BEGIN

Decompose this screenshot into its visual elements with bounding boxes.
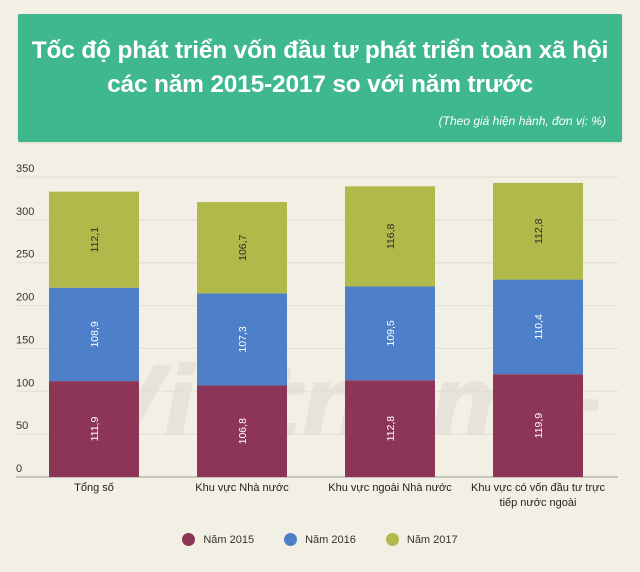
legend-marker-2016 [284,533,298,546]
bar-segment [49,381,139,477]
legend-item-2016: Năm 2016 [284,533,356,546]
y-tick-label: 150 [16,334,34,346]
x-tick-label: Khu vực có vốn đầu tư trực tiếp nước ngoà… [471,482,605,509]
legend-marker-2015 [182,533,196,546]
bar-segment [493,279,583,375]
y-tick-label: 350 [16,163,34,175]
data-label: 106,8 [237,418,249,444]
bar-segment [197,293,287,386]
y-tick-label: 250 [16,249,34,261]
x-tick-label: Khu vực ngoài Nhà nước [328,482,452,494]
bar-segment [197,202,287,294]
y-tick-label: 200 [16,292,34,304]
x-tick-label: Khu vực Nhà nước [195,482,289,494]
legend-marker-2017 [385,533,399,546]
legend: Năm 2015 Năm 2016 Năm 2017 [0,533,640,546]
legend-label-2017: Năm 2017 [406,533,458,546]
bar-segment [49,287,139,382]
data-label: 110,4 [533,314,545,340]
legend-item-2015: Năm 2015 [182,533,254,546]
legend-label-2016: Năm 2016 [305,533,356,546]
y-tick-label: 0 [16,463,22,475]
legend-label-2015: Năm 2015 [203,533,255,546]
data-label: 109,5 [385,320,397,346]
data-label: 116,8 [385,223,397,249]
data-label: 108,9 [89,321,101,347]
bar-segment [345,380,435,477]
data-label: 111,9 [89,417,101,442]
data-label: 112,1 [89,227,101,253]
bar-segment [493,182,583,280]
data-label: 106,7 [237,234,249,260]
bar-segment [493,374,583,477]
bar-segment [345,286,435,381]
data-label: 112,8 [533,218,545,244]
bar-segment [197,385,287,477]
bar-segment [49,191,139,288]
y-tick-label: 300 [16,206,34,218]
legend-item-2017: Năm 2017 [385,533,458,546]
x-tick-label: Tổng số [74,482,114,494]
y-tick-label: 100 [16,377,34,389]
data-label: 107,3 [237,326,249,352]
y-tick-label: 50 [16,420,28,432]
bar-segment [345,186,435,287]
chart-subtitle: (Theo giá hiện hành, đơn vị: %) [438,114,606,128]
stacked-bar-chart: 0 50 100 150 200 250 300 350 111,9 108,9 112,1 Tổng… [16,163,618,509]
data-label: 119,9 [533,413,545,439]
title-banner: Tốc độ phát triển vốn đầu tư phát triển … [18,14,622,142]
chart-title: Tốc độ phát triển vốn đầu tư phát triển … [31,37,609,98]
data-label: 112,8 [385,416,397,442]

END
BEGIN

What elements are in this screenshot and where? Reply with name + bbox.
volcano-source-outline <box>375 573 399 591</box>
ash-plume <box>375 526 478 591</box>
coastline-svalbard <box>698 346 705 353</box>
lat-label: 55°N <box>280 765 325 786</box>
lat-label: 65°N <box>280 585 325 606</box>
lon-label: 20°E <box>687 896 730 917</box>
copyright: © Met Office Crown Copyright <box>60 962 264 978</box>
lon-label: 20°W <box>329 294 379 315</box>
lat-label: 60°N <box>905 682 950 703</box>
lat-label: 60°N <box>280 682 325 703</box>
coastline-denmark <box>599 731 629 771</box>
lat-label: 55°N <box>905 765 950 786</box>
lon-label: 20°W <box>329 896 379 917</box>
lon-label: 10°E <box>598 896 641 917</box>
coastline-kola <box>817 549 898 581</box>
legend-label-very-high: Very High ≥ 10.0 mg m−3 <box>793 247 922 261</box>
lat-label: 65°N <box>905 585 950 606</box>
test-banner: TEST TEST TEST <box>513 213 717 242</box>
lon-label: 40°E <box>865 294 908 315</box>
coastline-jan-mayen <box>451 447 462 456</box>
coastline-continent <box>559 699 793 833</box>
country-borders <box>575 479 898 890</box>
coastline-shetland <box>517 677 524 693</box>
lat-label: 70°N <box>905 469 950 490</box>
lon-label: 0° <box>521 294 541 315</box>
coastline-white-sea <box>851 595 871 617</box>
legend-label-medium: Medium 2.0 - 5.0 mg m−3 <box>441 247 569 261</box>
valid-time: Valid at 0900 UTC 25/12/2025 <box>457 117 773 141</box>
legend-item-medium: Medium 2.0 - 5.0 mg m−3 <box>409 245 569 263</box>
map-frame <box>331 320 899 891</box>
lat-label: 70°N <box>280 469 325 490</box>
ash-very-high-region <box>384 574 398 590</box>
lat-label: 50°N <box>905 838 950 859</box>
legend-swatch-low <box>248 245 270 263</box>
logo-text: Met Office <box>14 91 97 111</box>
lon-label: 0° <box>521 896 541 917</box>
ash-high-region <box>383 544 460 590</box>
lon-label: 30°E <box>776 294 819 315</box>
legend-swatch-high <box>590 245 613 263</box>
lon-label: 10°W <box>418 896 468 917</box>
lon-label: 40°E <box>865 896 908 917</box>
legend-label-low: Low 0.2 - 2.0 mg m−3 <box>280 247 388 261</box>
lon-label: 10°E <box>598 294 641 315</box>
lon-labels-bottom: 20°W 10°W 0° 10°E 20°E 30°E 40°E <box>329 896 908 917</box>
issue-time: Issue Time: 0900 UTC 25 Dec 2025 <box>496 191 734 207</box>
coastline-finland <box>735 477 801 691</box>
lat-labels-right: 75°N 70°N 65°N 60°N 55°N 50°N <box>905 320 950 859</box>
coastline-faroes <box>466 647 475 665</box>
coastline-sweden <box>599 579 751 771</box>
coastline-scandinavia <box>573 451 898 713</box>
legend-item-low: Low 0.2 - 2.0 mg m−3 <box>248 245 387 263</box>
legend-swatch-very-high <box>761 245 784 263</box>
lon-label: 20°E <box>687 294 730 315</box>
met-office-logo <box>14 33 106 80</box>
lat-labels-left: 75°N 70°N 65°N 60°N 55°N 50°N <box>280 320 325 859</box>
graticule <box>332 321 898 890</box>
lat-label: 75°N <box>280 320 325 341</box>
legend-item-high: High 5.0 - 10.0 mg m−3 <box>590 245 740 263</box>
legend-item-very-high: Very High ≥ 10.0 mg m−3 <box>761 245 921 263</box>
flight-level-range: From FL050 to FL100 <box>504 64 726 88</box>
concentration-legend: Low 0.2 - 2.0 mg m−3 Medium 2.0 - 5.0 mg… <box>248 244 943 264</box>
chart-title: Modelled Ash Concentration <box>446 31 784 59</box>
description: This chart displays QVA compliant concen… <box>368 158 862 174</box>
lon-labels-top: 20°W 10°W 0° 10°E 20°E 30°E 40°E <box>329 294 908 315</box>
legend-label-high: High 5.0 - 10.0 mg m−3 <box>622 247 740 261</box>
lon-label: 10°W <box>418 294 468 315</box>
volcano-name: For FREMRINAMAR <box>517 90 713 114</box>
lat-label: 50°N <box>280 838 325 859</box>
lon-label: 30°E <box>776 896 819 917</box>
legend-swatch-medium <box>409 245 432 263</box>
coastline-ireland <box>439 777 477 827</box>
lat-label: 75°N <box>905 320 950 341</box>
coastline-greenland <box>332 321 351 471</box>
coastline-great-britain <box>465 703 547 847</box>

END
BEGIN

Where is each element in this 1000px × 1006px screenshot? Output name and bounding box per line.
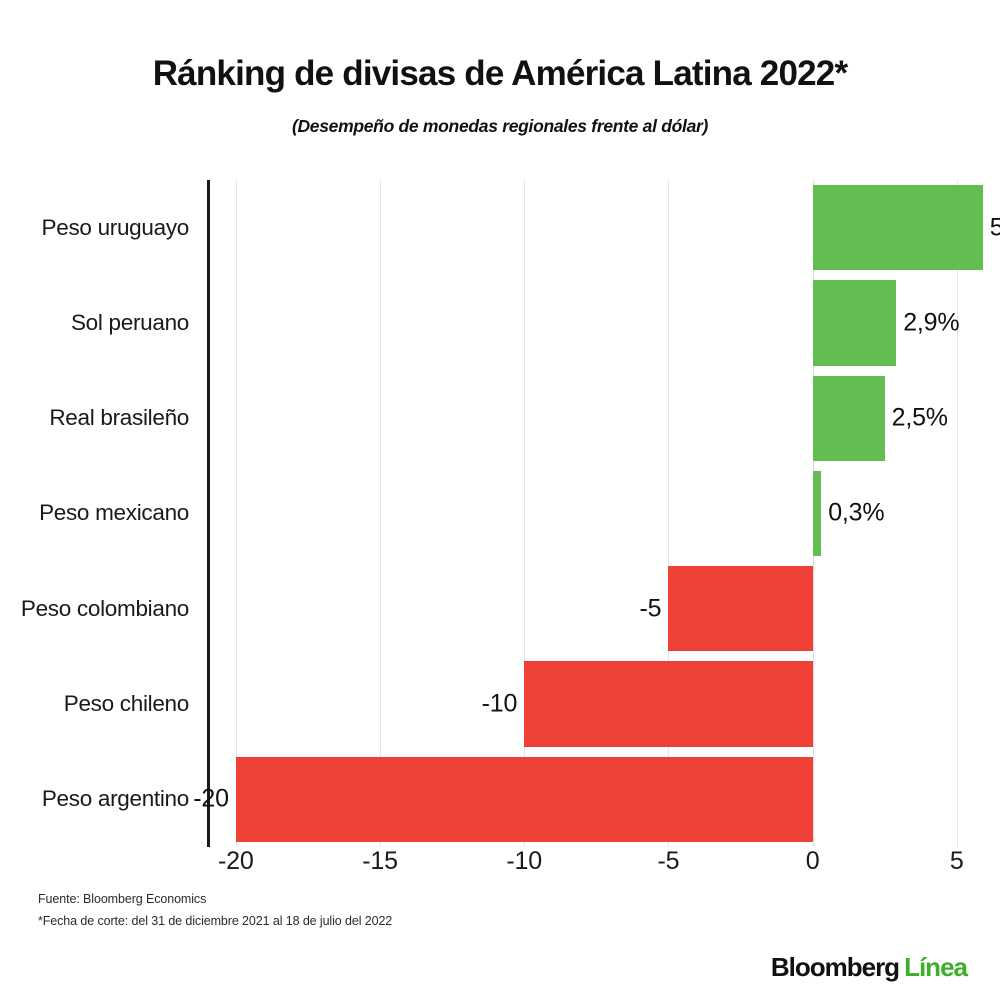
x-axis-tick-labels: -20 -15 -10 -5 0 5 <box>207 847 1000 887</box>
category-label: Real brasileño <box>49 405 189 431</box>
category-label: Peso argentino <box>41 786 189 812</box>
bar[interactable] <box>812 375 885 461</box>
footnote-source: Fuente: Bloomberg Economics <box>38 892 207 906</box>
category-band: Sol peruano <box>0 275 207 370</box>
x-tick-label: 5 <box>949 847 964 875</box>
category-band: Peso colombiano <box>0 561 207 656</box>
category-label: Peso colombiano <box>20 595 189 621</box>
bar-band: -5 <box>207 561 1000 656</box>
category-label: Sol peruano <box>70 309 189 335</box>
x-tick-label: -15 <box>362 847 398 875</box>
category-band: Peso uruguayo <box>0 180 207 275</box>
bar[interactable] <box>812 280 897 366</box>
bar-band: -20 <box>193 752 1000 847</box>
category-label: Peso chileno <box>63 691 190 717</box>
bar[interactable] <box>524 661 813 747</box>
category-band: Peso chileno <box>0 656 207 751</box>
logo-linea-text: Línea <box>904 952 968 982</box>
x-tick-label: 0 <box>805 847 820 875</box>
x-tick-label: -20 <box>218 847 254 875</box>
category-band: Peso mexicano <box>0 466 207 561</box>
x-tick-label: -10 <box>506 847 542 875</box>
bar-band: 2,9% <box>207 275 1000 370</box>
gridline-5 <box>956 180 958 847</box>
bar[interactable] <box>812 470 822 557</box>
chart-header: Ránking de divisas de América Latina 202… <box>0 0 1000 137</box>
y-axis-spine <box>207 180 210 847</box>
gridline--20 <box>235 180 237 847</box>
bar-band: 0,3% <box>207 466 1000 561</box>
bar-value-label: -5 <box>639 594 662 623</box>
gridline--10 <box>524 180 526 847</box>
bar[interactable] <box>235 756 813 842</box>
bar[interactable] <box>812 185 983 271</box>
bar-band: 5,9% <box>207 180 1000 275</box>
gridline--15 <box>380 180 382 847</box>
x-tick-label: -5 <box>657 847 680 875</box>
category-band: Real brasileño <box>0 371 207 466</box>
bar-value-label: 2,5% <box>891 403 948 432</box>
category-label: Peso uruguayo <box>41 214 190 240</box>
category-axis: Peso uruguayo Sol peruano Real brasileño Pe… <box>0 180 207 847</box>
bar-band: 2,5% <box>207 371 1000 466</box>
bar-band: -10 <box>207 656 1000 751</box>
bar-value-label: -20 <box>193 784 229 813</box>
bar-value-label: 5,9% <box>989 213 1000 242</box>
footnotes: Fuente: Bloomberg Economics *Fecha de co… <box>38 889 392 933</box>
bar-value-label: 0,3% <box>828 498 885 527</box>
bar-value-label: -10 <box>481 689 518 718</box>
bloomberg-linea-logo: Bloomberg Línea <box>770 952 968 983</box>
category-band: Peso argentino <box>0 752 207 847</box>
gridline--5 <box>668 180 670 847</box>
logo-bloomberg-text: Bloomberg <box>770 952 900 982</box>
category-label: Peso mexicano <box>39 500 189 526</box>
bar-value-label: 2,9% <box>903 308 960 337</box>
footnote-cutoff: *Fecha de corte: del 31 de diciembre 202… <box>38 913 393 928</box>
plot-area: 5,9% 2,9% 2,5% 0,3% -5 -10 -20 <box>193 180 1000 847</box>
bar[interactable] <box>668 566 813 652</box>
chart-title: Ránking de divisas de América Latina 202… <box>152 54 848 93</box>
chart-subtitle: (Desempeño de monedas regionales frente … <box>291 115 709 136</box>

END

### What the task requires
Report every line in the rows above that contains the string "uruguayo", matching case exactly.

### Exercise answer
category-band: Peso uruguayo <box>0 180 207 275</box>
category-label: Peso uruguayo <box>41 214 190 240</box>
category-axis: Peso uruguayo Sol peruano Real brasileño Pe… <box>0 180 207 847</box>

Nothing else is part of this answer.